### What needs to be done
Copy, from the entries below, each line where the word "những" can be found.

= = = = = = =

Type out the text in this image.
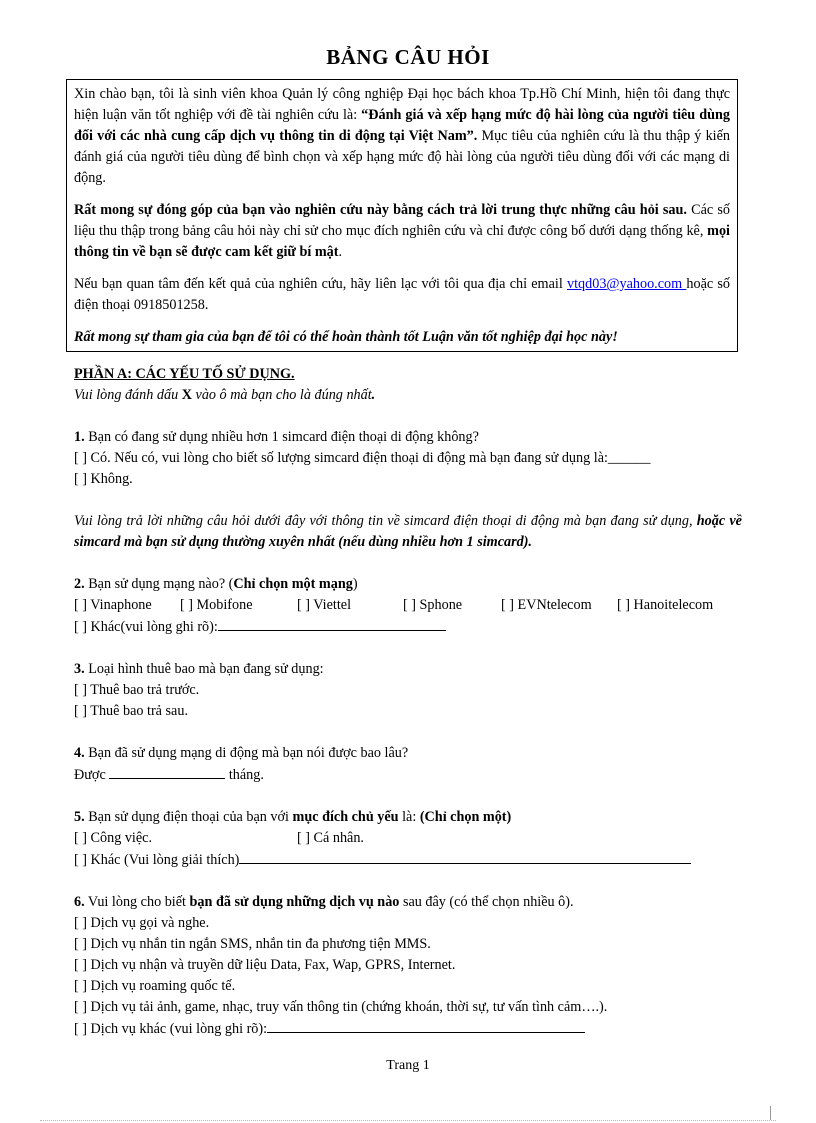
BẢNG CÂU HỎI

Xin chào bạn, tôi là sinh viên khoa Quản lý công nghiệp Đại học bách khoa Tp.Hồ Chí Minh, hiện tôi đang thực hiện luận văn tốt nghiệp với đề tài nghiên cứu là: “Đánh giá và xếp hạng mức độ hài lòng của người tiêu dùng đối với các nhà cung cấp dịch vụ thông tin di động tại Việt Nam”. Mục tiêu của nghiên cứu là thu thập ý kiến đánh giá của người tiêu dùng để bình chọn và xếp hạng mức độ hài lòng của người tiêu dùng đối với các mạng di động.

Rất mong sự đóng góp của bạn vào nghiên cứu này bằng cách trả lời trung thực những câu hỏi sau. Các số liệu thu thập trong bảng câu hỏi này chỉ sử cho mục đích nghiên cứu và chỉ được công bố dưới dạng thống kê, mọi thông tin về bạn sẽ được cam kết giữ bí mật.

Nếu bạn quan tâm đến kết quả của nghiên cứu, hãy liên lạc với tôi qua địa chỉ email vtqd03@yahoo.com hoặc số điện thoại 0918501258.

Rất mong sự tham gia của bạn để tôi có thể hoàn thành tốt Luận văn tốt nghiệp đại học này!

PHẦN A: CÁC YẾU TỐ SỬ DỤNG.
Vui lòng đánh dấu X vào ô mà bạn cho là đúng nhất.
1. Bạn có đang sử dụng nhiều hơn 1 simcard điện thoại di động không?
[ ] Có. Nếu có, vui lòng cho biết số lượng simcard điện thoại di động mà bạn đang sử dụng là:______
[ ] Không.
Vui lòng trả lời những câu hỏi dưới đây với thông tin về simcard điện thoại di động mà bạn đang sử dụng, hoặc về simcard mà bạn sử dụng thường xuyên nhất (nếu dùng nhiều hơn 1 simcard).
2. Bạn sử dụng mạng nào? (Chỉ chọn một mạng)
[ ] Vinaphone [ ] Mobifone	[ ] Viettel	[ ] Sphone	[ ] EVNtelecom [ ] Hanoitelecom
[ ] Khác(vui lòng ghi rõ):
3. Loại hình thuê bao mà bạn đang sử dụng:
[ ] Thuê bao trả trước.
[ ] Thuê bao trả sau.
4. Bạn đã sử dụng mạng di động mà bạn nói được bao lâu?
Được	tháng.
5. Bạn sử dụng điện thoại của bạn với mục đích chủ yếu là: (Chỉ chọn một)
[ ] Công việc.	[ ] Cá nhân.
[ ] Khác (Vui lòng giải thích)
6. Vui lòng cho biết bạn đã sử dụng những dịch vụ nào sau đây (có thể chọn nhiều ô).
[ ] Dịch vụ gọi và nghe.
[ ] Dịch vụ nhắn tin ngắn SMS, nhắn tin đa phương tiện MMS.
[ ] Dịch vụ nhận và truyền dữ liệu Data, Fax, Wap, GPRS, Internet.
[ ] Dịch vụ roaming quốc tế.
[ ] Dịch vụ tải ảnh, game, nhạc, truy vấn thông tin (chứng khoán, thời sự, tư vấn tình cảm….).
[ ] Dịch vụ khác (vui lòng ghi rõ):
Trang 1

= = = = = = =

### Result
Rất mong sự đóng góp của bạn vào nghiên cứu này bằng cách trả lời trung thực những câu hỏi sau. Các số liệu thu thập trong bảng câu hỏi này chỉ sử cho mục đích nghiên cứu và chỉ được công bố dưới dạng thống kê, mọi thông tin về bạn sẽ được cam kết giữ bí mật.
Vui lòng trả lời những câu hỏi dưới đây với thông tin về simcard điện thoại di động mà bạn đang sử dụng, hoặc về simcard mà bạn sử dụng thường xuyên nhất (nếu dùng nhiều hơn 1 simcard).
6. Vui lòng cho biết bạn đã sử dụng những dịch vụ nào sau đây (có thể chọn nhiều ô).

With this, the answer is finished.